→ **Do this**
Each line that holds the word "durante" is to be identified and copied.
## START
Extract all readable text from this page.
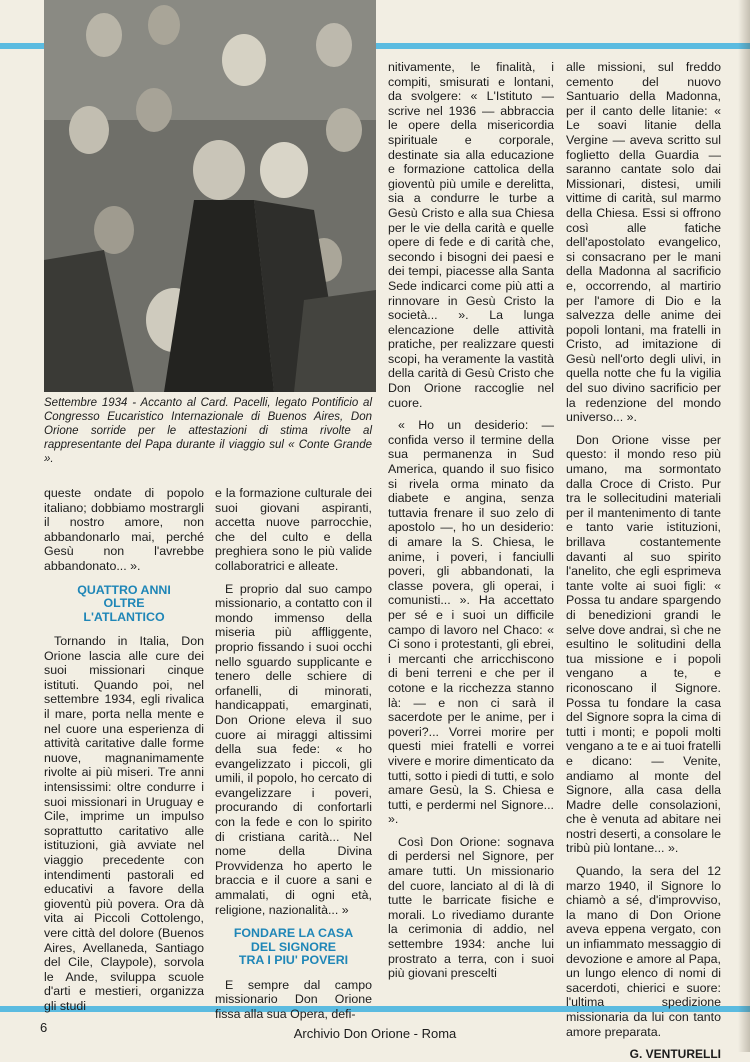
Settembre 1934 - Accanto al Card. Pacelli, legato Pontificio al Congresso Eucaristico Internazionale di Buenos Aires, Don Orione sorride per le attestazioni di stima rivolte al rappresentante del Papa durante il viaggio sul « Conte Grande ».

queste ondate di popolo italiano; dobbiamo mostrargli il nostro amore, non abbandonarlo mai, perché Gesù non l'avrebbe abbandonato... ».

QUATTRO ANNI
OLTRE
L'ATLANTICO

Tornando in Italia, Don Orione lascia alle cure dei suoi missionari cinque istituti. Quando poi, nel settembre 1934, egli rivalica il mare, porta nella mente e nel cuore una esperienza di attività caritative dalle forme nuove, magnanimamente rivolte ai più miseri. Tre anni intensissimi: oltre condurre i suoi missionari in Uruguay e Cile, imprime un impulso soprattutto caritativo alle istituzioni, già avviate nel viaggio precedente con intendimenti pastorali ed educativi a favore della gioventù più povera. Ora dà vita ai Piccoli Cottolengo, vere città del dolore (Buenos Aires, Avellaneda, Santiago del Cile, Claypole), sorvola le Ande, sviluppa scuole d'arti e mestieri, organizza gli studi

e la formazione culturale dei suoi giovani aspiranti, accetta nuove parrocchie, che del culto e della preghiera sono le più valide collaboratrici e alleate.

E proprio dal suo campo missionario, a contatto con il mondo immenso della miseria più affliggente, proprio fissando i suoi occhi nello sguardo supplicante e tenero delle schiere di orfanelli, di minorati, handicappati, emarginati, Don Orione eleva il suo cuore ai miraggi altissimi della sua fede: « ho evangelizzato i piccoli, gli umili, il popolo, ho cercato di evangelizzare i poveri, procurando di confortarli con la fede e con lo spirito di cristiana carità... Nel nome della Divina Provvidenza ho aperto le braccia e il cuore a sani e ammalati, di ogni età, religione, nazionalità... »

FONDARE LA CASA
DEL SIGNORE
TRA I PIU' POVERI

E sempre dal campo missionario Don Orione fissa alla sua Opera, defi-

nitivamente, le finalità, i compiti, smisurati e lontani, da svolgere: « L'Istituto — scrive nel 1936 — abbraccia le opere della misericordia spirituale e corporale, destinate sia alla educazione e formazione cattolica della gioventù più umile e derelitta, sia a condurre le turbe a Gesù Cristo e alla sua Chiesa per le vie della carità e quelle opere di fede e di carità che, secondo i bisogni dei paesi e dei tempi, piacesse alla Santa Sede indicarci come più atti a rinnovare in Gesù Cristo la società... ». La lunga elencazione delle attività pratiche, per realizzare questi scopi, ha veramente la vastità della carità di Gesù Cristo che Don Orione raccoglie nel cuore.

« Ho un desiderio: — confida verso il termine della sua permanenza in Sud America, quando il suo fisico si rivela orma minato da diabete e angina, senza tuttavia frenare il suo zelo di apostolo —, ho un desiderio: di amare la S. Chiesa, le anime, i poveri, i fanciulli poveri, gli abbandonati, la classe povera, gli operai, i comunisti... ». Ha accettato per sé e i suoi un difficile campo di lavoro nel Chaco: « Ci sono i protestanti, gli ebrei, i mercanti che arricchiscono di beni terreni e che per il cotone e la ricchezza stanno là: — e non ci sarà il sacerdote per le anime, per i poveri?... Vorrei morire per questi miei fratelli e vorrei vivere e morire dimenticato da tutti, sotto i piedi di tutti, e solo amare Gesù, la S. Chiesa e tutti, e perdermi nel Signore... ».

Così Don Orione: sognava di perdersi nel Signore, per amare tutti. Un missionario del cuore, lanciato al di là di tutte le barricate fisiche e morali. Lo rivediamo durante la cerimonia di addio, nel settembre 1934: anche lui prostrato a terra, con i suoi più giovani prescelti

alle missioni, sul freddo cemento del nuovo Santuario della Madonna, per il canto delle litanie: « Le soavi litanie della Vergine — aveva scritto sul foglietto della Guardia — saranno cantate solo dai Missionari, distesi, umili vittime di carità, sul marmo della Chiesa. Essi si offrono così alle fatiche dell'apostolato evangelico, si consacrano per le mani della Madonna al sacrificio e, occorrendo, al martirio per l'amore di Dio e la salvezza delle anime dei popoli lontani, ma fratelli in Cristo, ad imitazione di Gesù nell'orto degli ulivi, in quella notte che fu la vigilia del suo divino sacrificio per la redenzione del mondo universo... ».

Don Orione visse per questo: il mondo reso più umano, ma sormontato dalla Croce di Cristo. Pur tra le sollecitudini materiali per il mantenimento di tante e tanto varie istituzioni, brillava costantemente davanti al suo spirito l'anelito, che egli esprimeva tante volte ai suoi figli: « Possa tu andare spargendo di benedizioni grandi le selve dove andrai, sì che ne esultino le solitudini della tua missione e i popoli vengano a te, e riconoscano il Signore. Possa tu fondare la casa del Signore sopra la cima di tutti i monti; e popoli molti vengano a te e ai tuoi fratelli e dicano: — Venite, andiamo al monte del Signore, alla casa della Madre delle consolazioni, che è venuta ad abitare nei nostri deserti, a consolare le tribù più lontane... ».

Quando, la sera del 12 marzo 1940, il Signore lo chiamò a sé, d'improvviso, la mano di Don Orione aveva eppena vergato, con un infiammato messaggio di devozione e amore al Papa, un lungo elenco di nomi di sacerdoti, chierici e suore: l'ultima spedizione missionaria da lui con tanto amore preparata.

G. VENTURELLI
6	Archivio Don Orione - Roma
## END
→ **Output below**
Settembre 1934 - Accanto al Card. Pacelli, legato Pontificio al Congresso Eucaristico Internazionale di Buenos Aires, Don Orione sorride per le attestazioni di stima rivolte al rappresentante del Papa durante il viaggio sul « Conte Grande ».
Così Don Orione: sognava di perdersi nel Signore, per amare tutti. Un missionario del cuore, lanciato al di là di tutte le barricate fisiche e morali. Lo rivediamo durante la cerimonia di addio, nel settembre 1934: anche lui prostrato a terra, con i suoi più giovani prescelti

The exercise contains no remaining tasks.